» **Set exercise**: Copy each line where the word "text" occurs.
================
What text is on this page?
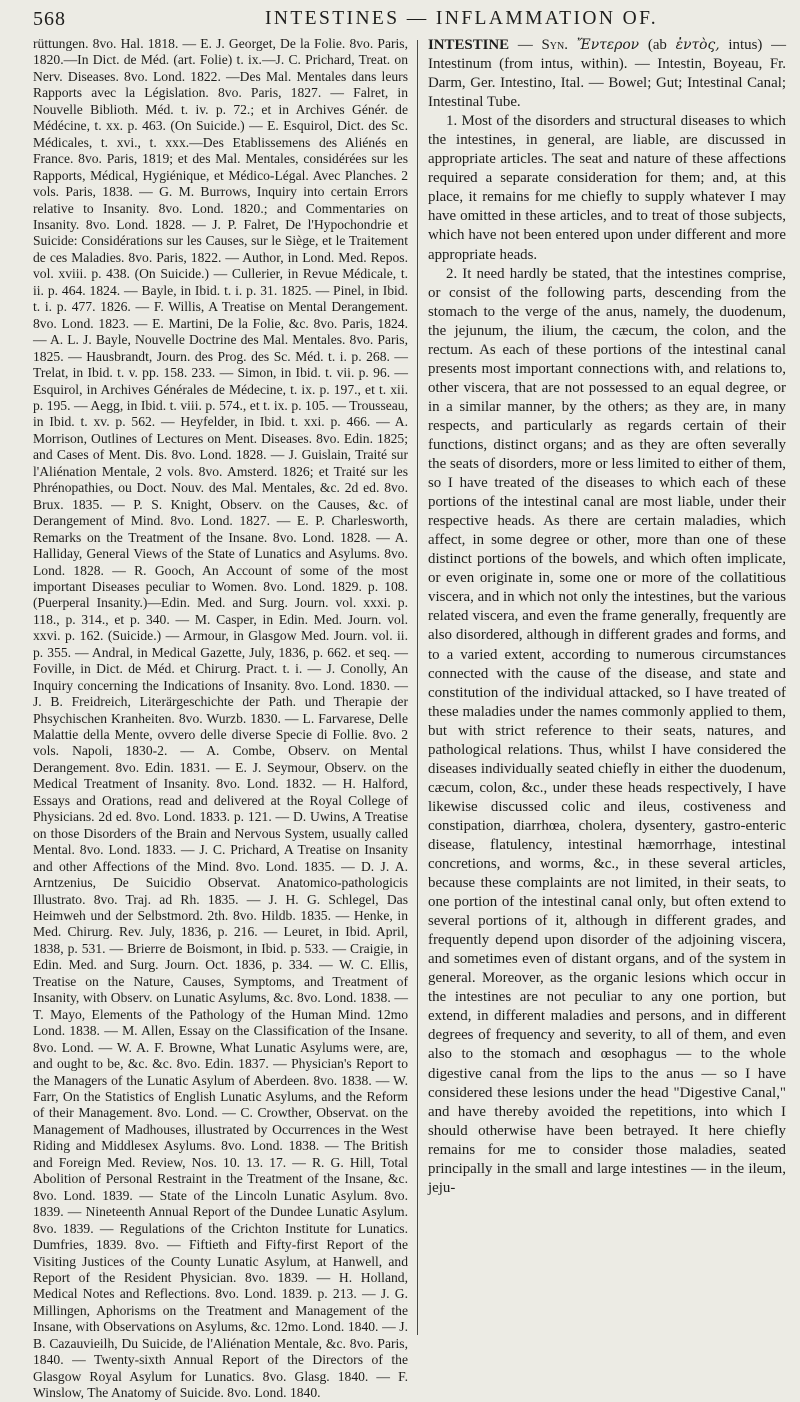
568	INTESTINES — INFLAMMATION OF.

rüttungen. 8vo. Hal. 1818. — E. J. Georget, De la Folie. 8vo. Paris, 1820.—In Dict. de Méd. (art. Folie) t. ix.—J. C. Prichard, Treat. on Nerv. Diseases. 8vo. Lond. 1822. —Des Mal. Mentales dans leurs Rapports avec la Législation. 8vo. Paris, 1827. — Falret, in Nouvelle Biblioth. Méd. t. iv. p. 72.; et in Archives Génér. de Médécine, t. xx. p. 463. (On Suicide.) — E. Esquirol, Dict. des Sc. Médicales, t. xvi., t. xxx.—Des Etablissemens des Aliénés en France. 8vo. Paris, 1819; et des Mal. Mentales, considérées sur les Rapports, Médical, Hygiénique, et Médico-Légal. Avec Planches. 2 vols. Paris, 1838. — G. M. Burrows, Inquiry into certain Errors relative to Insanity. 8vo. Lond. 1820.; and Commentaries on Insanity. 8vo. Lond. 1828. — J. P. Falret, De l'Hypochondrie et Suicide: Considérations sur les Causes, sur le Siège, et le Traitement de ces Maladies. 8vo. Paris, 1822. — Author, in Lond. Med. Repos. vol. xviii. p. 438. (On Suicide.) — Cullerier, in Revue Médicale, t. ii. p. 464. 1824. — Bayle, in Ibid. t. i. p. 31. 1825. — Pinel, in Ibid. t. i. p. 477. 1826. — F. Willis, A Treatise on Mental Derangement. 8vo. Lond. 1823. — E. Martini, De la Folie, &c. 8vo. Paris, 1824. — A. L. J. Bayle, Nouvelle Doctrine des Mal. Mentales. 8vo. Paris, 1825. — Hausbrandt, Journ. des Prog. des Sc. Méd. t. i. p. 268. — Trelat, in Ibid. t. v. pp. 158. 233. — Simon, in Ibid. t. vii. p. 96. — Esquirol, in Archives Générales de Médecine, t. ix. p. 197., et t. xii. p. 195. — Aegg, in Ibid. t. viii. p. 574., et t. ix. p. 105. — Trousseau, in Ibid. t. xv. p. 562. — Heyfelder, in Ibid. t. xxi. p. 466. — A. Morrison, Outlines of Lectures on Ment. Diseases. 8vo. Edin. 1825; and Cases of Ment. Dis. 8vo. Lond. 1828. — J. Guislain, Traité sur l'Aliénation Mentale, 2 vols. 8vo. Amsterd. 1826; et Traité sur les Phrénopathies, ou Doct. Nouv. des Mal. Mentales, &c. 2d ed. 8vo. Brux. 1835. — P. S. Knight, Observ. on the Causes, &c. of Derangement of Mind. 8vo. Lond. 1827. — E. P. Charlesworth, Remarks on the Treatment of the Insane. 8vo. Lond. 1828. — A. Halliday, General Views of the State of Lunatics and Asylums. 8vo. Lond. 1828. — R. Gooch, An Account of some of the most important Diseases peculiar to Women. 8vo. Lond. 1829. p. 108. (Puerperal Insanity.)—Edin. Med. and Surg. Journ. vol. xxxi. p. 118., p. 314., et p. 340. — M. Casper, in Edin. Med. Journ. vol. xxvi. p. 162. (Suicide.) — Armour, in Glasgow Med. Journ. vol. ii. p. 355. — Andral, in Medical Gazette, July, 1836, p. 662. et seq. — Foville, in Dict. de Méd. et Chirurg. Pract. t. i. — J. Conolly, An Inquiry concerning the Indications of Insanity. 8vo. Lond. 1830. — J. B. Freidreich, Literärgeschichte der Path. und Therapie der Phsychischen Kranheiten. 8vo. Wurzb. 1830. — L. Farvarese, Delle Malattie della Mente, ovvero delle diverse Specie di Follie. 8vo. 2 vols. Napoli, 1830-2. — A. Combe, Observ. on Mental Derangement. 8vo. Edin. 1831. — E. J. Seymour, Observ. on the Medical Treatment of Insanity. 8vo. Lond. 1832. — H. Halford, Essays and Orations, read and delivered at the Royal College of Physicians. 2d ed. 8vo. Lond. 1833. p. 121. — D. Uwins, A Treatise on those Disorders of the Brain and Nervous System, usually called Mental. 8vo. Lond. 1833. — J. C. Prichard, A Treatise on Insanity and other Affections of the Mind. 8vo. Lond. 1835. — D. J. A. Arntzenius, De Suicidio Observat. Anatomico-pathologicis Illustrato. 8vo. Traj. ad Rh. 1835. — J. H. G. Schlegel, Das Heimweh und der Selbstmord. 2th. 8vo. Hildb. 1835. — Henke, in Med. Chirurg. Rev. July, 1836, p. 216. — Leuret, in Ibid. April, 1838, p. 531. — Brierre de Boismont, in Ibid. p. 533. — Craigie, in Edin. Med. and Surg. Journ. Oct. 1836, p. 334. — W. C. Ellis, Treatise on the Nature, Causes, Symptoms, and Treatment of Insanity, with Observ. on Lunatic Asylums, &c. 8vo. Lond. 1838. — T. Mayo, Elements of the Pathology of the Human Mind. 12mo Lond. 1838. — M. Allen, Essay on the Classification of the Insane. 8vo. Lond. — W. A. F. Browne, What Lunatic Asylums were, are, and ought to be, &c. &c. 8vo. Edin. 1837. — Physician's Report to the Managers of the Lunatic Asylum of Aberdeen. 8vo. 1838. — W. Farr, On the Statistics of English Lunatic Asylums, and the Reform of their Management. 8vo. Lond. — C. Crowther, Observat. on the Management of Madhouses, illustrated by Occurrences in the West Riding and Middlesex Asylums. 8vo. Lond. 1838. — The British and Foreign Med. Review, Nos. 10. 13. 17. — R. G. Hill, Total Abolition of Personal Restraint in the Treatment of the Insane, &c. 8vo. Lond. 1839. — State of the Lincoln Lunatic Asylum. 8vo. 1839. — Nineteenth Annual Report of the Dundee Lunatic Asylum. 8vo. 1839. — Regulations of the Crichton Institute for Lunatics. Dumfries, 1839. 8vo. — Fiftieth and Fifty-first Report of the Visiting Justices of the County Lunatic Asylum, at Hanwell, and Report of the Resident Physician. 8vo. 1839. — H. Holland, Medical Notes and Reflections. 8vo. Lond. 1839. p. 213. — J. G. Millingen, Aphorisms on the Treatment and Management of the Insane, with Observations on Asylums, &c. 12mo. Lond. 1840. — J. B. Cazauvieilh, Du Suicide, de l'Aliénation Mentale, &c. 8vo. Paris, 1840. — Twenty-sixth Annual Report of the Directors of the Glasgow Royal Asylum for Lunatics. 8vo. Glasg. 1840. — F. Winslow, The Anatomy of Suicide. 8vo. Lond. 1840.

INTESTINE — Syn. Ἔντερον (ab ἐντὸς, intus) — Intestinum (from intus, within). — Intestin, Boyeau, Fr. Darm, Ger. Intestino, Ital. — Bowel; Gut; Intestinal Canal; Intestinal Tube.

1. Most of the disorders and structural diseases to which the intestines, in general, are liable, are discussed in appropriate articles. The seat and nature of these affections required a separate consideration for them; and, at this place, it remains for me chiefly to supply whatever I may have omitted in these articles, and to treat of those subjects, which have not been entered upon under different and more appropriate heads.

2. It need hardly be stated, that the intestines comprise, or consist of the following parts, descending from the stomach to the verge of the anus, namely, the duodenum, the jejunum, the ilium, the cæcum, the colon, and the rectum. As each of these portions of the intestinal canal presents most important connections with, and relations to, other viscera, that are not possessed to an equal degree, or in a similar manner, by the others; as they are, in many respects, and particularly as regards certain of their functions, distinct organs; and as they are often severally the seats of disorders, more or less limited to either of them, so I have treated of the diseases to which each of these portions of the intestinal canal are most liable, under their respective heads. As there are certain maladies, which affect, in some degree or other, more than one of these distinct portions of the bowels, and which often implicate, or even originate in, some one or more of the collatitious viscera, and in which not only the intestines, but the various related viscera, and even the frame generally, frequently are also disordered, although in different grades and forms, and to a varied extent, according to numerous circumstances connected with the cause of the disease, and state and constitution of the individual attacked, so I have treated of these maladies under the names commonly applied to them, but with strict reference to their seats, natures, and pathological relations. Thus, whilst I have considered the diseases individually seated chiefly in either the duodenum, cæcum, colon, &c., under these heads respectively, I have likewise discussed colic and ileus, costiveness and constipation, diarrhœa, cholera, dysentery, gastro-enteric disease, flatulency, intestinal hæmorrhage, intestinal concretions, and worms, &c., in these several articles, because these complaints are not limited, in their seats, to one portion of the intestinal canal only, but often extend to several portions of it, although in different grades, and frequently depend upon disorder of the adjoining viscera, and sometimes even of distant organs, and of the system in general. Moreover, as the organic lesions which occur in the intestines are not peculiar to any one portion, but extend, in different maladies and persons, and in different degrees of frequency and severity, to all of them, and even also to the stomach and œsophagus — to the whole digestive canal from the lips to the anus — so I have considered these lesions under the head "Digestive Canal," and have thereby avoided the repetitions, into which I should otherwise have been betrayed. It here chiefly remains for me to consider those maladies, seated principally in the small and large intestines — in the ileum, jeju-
================
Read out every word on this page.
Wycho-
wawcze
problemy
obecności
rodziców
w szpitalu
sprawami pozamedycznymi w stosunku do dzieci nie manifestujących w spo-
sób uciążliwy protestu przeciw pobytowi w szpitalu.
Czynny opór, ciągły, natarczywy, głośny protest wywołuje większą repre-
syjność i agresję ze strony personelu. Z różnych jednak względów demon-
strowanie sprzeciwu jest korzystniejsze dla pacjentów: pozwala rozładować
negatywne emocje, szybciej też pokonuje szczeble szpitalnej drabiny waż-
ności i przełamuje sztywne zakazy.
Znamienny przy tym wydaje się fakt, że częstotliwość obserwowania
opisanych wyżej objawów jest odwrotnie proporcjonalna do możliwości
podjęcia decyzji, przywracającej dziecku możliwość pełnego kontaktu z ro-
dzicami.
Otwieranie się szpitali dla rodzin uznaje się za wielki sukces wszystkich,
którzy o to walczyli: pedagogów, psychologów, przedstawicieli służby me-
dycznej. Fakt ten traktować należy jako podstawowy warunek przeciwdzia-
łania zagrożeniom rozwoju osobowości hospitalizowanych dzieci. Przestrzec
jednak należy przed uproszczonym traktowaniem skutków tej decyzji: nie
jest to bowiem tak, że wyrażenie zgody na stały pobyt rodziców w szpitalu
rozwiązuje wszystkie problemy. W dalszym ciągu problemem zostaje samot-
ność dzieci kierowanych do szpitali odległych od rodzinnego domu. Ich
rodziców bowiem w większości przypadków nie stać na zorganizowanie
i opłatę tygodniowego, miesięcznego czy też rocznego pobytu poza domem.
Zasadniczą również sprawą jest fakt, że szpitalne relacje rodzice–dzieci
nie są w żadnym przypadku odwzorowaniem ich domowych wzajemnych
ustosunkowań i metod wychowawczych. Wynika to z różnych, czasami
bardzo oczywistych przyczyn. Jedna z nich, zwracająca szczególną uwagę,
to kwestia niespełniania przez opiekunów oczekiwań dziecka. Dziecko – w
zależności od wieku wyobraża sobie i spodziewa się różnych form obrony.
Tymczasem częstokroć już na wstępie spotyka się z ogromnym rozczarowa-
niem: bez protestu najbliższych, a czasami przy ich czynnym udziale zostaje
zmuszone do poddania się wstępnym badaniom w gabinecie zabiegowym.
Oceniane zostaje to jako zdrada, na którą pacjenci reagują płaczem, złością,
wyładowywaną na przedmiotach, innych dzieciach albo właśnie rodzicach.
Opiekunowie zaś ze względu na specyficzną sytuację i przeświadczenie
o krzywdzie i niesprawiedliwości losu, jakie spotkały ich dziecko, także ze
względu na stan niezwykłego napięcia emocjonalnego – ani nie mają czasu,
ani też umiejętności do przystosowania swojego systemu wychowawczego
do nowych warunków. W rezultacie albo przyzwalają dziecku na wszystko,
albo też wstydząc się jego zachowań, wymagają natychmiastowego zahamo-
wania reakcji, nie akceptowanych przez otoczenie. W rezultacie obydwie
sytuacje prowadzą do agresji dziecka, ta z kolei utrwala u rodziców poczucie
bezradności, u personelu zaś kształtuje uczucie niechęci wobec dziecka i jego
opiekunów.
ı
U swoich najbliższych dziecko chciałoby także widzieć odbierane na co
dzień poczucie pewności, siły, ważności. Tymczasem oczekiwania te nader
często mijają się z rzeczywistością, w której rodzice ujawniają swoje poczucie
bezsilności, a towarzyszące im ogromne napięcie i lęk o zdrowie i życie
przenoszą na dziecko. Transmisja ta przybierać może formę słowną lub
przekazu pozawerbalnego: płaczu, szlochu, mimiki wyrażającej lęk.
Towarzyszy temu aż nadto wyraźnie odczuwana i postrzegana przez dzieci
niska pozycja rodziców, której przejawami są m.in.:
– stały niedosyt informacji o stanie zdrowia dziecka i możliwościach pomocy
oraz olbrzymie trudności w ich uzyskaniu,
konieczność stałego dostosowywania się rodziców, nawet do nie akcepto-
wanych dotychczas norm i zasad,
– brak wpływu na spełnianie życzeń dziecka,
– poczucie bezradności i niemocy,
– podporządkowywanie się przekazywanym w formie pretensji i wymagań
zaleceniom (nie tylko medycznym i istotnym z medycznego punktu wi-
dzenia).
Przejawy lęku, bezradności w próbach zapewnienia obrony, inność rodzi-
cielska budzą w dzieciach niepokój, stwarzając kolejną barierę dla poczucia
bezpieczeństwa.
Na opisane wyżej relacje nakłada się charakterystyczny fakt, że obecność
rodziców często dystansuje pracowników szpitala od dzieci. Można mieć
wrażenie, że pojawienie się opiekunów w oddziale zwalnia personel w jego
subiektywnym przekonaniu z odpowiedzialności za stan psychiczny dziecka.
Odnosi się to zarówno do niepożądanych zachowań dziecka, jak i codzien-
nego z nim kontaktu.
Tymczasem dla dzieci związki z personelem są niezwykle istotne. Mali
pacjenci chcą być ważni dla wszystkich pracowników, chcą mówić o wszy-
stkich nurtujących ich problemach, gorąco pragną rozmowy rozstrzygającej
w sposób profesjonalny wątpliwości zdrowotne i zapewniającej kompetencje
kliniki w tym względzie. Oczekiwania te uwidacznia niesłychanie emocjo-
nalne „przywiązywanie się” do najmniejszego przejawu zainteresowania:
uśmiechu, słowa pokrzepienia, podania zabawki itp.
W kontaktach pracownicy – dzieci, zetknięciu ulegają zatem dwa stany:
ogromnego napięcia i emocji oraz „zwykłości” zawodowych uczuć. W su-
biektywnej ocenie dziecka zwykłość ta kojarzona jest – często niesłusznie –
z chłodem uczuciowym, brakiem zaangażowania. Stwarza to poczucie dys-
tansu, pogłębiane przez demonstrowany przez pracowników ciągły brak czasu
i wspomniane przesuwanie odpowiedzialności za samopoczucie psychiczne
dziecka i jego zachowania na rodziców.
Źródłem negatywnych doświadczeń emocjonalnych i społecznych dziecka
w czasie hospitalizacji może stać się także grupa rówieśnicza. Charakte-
================
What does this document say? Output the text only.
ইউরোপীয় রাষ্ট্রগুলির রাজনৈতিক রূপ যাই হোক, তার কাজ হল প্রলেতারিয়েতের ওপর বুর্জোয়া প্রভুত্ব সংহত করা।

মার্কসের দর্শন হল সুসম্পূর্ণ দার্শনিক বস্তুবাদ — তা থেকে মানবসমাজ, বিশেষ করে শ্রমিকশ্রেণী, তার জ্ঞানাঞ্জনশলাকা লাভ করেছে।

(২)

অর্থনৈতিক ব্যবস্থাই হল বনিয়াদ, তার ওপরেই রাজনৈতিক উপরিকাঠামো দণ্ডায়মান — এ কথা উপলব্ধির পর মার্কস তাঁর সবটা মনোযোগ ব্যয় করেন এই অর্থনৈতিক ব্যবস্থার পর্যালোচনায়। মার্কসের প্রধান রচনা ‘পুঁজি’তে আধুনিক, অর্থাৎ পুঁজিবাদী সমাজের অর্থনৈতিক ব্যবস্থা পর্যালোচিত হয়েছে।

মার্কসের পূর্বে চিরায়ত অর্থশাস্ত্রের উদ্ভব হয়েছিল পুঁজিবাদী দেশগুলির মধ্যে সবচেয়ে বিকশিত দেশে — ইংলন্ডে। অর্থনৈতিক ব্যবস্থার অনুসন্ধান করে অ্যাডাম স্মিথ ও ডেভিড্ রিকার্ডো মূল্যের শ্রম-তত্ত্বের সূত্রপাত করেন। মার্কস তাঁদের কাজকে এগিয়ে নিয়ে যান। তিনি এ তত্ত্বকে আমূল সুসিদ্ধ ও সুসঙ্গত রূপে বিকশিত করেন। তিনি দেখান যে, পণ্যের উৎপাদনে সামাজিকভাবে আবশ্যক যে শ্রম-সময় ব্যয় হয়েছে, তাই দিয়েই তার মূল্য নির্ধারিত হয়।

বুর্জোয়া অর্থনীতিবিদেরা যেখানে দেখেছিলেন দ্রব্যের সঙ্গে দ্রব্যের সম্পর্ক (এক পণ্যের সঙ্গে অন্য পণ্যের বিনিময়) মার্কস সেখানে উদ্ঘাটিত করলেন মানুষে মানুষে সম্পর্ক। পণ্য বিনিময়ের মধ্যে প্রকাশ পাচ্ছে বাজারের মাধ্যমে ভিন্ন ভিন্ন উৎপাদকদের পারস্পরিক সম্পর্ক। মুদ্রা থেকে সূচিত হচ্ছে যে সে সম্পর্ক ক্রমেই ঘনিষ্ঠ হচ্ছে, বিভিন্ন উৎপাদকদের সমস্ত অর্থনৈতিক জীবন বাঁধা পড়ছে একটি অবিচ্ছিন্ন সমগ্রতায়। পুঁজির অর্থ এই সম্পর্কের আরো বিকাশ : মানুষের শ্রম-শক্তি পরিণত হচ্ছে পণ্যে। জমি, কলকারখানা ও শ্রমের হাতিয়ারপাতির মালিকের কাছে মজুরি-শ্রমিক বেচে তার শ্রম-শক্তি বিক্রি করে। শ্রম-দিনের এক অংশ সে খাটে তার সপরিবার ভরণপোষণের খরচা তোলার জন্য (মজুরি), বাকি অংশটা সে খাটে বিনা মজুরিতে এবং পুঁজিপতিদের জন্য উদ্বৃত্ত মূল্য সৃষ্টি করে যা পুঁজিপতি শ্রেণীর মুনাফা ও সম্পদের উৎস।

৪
================
» **Written response**:
What text is on this page?
What does this document say? Output the text only.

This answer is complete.